## DIRECTIVE
Read the entries below and pull out each line with the string "true".

## DATASET EXCERPTS
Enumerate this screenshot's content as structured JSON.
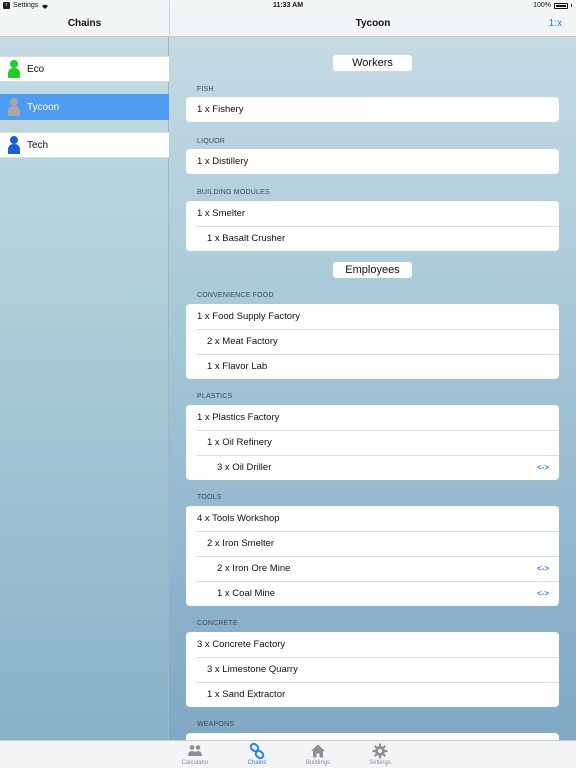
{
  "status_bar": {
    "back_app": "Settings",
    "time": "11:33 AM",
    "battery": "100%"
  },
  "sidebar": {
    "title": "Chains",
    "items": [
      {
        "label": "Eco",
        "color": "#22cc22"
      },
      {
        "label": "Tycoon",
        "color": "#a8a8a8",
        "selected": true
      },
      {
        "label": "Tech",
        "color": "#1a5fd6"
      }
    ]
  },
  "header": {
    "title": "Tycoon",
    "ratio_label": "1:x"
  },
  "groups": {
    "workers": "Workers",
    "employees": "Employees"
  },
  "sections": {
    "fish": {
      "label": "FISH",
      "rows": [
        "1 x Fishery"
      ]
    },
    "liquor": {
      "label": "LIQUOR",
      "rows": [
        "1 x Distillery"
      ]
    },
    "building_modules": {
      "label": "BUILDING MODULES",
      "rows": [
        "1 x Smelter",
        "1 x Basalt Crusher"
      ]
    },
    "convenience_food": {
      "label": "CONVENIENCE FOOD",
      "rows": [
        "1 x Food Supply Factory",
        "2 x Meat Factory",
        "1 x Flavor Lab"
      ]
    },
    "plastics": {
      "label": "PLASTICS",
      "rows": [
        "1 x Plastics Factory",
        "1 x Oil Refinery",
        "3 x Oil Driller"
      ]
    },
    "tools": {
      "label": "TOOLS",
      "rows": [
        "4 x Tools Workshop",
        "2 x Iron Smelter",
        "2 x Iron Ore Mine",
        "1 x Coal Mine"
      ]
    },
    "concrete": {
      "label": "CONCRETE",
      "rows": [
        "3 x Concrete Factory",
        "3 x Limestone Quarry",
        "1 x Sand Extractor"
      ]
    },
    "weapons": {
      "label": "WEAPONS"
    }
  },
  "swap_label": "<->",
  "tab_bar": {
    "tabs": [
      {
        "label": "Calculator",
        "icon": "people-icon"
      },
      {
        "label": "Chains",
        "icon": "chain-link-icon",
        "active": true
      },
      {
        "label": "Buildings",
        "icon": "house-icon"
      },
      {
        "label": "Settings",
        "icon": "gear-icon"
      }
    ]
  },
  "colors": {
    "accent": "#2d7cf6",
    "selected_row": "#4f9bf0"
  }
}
* * *
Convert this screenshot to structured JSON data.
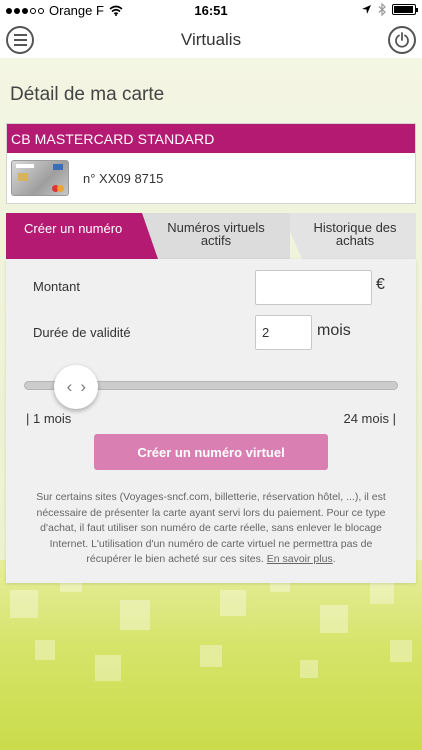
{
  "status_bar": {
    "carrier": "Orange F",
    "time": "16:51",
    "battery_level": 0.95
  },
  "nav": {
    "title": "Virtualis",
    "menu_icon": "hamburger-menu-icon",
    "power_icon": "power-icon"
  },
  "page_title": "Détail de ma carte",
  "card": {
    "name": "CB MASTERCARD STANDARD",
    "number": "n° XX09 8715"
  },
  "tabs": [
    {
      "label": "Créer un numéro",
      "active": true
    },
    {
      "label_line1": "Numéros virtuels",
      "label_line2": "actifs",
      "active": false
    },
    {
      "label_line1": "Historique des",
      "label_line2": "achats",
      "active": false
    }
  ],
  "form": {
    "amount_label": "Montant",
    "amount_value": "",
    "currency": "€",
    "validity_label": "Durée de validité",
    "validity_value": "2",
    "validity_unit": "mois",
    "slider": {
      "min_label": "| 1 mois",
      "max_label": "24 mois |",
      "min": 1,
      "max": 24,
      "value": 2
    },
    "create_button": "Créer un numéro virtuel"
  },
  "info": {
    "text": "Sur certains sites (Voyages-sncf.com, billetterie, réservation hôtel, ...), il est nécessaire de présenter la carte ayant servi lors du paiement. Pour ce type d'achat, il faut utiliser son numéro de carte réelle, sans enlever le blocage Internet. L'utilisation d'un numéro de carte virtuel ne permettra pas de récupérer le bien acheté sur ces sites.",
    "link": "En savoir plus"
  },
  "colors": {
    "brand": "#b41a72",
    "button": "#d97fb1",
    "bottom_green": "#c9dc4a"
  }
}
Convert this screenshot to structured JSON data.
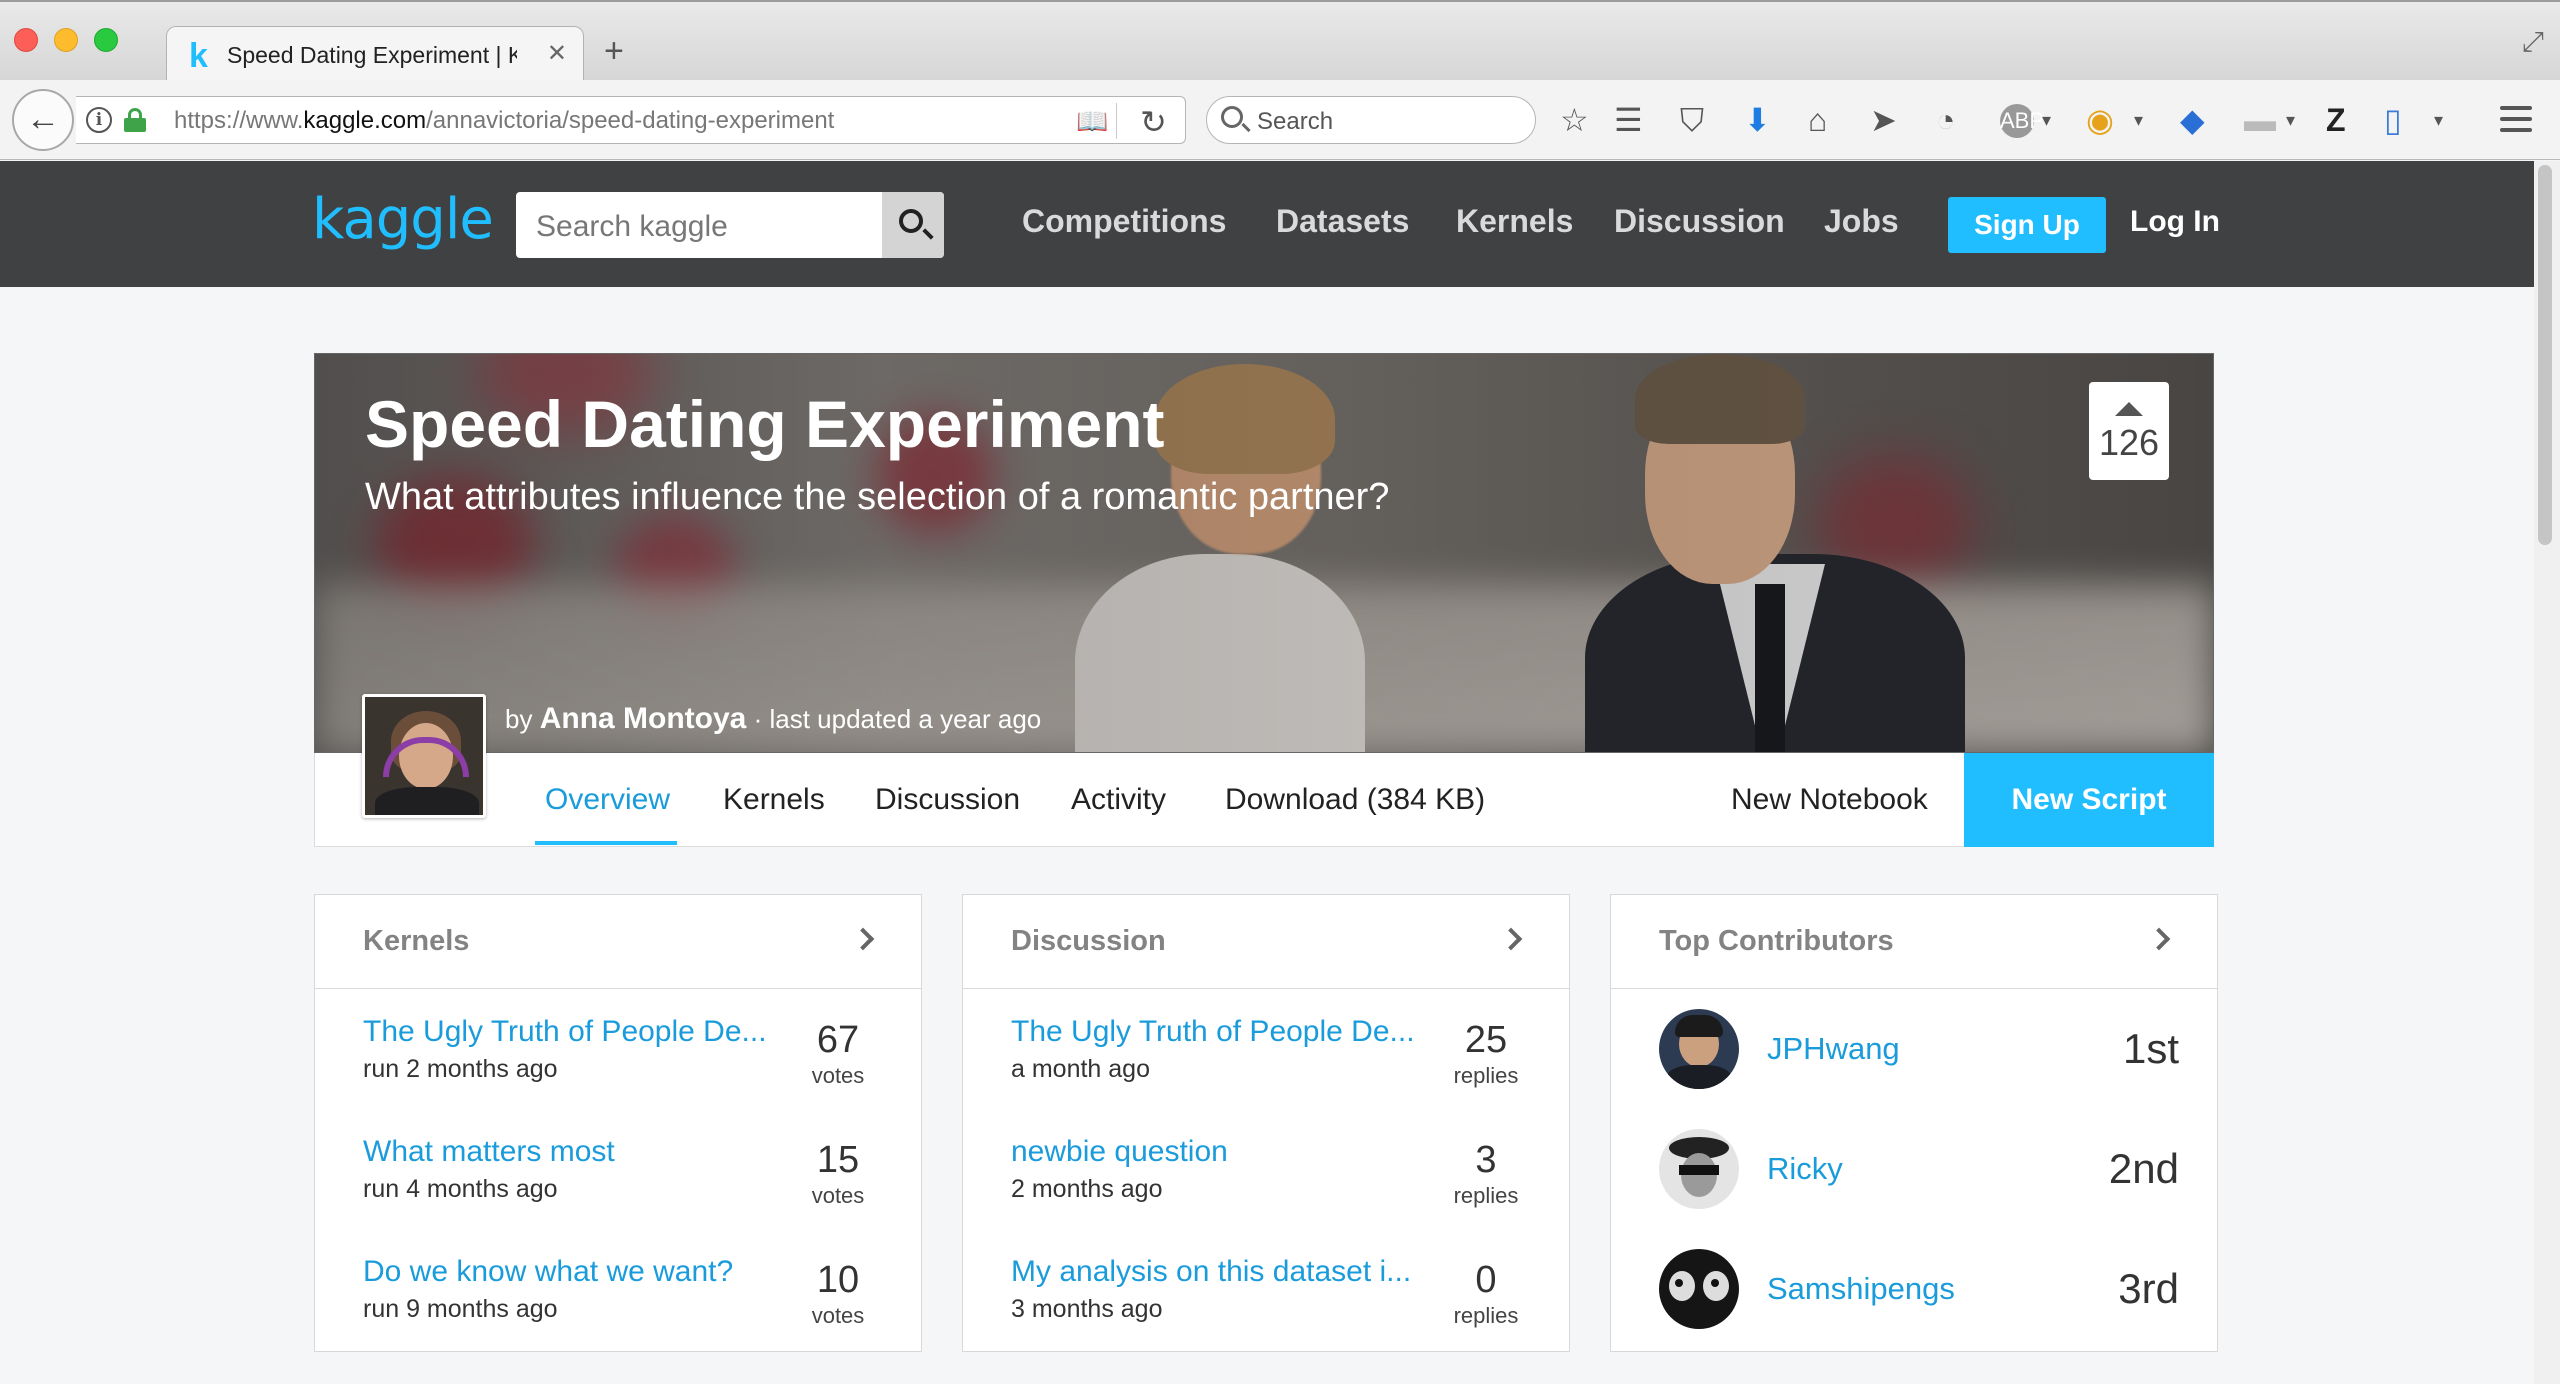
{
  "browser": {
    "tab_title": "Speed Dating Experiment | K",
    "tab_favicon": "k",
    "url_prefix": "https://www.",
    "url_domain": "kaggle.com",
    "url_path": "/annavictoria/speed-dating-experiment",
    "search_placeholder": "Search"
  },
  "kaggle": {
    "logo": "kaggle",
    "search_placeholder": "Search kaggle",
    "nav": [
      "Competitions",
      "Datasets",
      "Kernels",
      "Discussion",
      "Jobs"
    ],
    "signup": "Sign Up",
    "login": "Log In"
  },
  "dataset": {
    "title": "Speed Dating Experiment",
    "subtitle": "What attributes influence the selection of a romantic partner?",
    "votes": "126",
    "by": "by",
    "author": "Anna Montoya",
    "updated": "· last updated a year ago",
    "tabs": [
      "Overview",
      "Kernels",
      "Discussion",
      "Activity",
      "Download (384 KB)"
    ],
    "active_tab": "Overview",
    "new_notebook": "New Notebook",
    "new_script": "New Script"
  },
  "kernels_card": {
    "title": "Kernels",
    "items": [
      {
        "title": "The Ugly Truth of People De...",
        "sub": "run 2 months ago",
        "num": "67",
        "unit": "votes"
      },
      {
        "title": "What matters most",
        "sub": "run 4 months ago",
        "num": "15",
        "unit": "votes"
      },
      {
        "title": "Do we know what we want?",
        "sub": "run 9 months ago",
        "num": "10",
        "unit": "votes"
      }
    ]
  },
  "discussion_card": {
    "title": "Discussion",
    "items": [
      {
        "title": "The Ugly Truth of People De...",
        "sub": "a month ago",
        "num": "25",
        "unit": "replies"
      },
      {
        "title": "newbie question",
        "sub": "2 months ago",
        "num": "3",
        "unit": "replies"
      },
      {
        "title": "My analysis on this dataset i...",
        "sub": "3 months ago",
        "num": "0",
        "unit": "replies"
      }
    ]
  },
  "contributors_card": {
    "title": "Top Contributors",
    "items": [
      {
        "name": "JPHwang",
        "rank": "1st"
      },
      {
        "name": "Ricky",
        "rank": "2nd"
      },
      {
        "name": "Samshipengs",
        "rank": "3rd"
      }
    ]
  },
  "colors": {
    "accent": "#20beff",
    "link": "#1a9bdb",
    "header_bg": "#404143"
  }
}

## FULL RESPONSE
        "selected": true
        "active": true
      "active": true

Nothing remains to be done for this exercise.